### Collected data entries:

>> start

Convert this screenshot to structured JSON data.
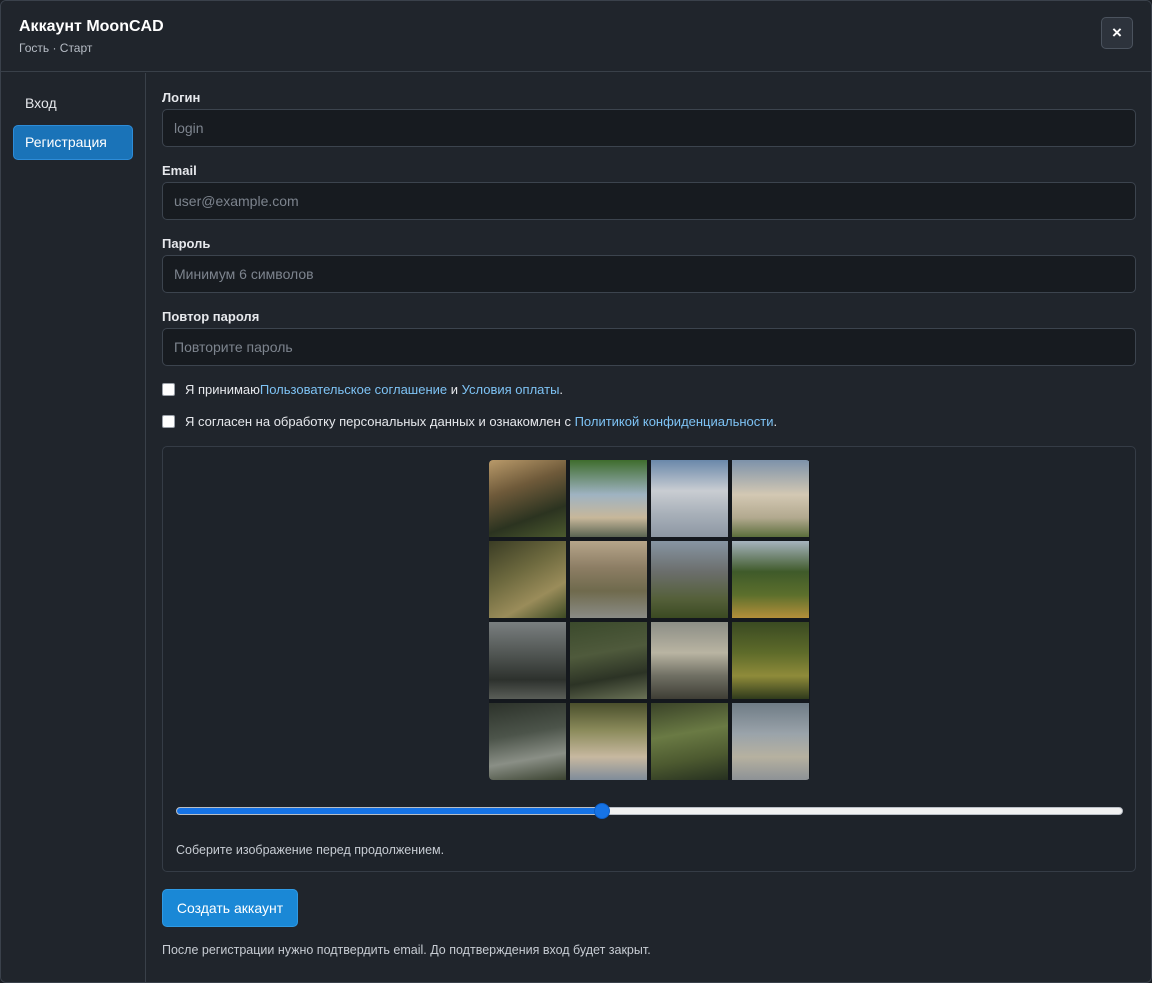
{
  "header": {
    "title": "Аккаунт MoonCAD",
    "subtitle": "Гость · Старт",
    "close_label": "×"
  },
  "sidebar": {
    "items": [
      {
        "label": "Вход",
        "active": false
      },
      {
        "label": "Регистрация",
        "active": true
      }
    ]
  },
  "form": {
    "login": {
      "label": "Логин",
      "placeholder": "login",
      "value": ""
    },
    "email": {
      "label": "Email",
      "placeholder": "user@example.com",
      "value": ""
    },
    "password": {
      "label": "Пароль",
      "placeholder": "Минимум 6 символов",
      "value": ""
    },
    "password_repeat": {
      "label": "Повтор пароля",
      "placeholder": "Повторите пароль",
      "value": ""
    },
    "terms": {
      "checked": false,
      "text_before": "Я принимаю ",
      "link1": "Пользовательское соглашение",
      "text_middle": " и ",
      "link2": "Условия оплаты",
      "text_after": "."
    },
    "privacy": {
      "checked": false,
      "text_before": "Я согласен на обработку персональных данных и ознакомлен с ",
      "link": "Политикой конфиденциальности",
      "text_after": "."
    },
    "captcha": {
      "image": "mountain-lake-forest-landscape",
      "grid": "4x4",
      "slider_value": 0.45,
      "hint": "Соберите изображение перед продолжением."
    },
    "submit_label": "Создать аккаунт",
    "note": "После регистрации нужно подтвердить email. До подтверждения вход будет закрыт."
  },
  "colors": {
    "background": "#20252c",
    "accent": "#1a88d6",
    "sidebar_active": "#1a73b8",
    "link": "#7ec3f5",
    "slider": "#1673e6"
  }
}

>> end

### Work to complete:
Every record above should be transcribed exactly; the pictures stay out of the copy.

### Response:
Convert this screenshot to structured JSON data.
{
  "header": {
    "title": "Аккаунт MoonCAD",
    "subtitle": "Гость · Старт",
    "close_label": "×"
  },
  "sidebar": {
    "items": [
      {
        "label": "Вход",
        "active": false
      },
      {
        "label": "Регистрация",
        "active": true
      }
    ]
  },
  "form": {
    "login": {
      "label": "Логин",
      "placeholder": "login",
      "value": ""
    },
    "email": {
      "label": "Email",
      "placeholder": "user@example.com",
      "value": ""
    },
    "password": {
      "label": "Пароль",
      "placeholder": "Минимум 6 символов",
      "value": ""
    },
    "password_repeat": {
      "label": "Повтор пароля",
      "placeholder": "Повторите пароль",
      "value": ""
    },
    "terms": {
      "checked": false,
      "text_before": "Я принимаю ",
      "link1": "Пользовательское соглашение",
      "text_middle": " и ",
      "link2": "Условия оплаты",
      "text_after": "."
    },
    "privacy": {
      "checked": false,
      "text_before": "Я согласен на обработку персональных данных и ознакомлен с ",
      "link": "Политикой конфиденциальности",
      "text_after": "."
    },
    "captcha": {
      "image": "mountain-lake-forest-landscape",
      "grid": "4x4",
      "slider_value": 0.45,
      "hint": "Соберите изображение перед продолжением."
    },
    "submit_label": "Создать аккаунт",
    "note": "После регистрации нужно подтвердить email. До подтверждения вход будет закрыт."
  },
  "colors": {
    "background": "#20252c",
    "accent": "#1a88d6",
    "sidebar_active": "#1a73b8",
    "link": "#7ec3f5",
    "slider": "#1673e6"
  }
}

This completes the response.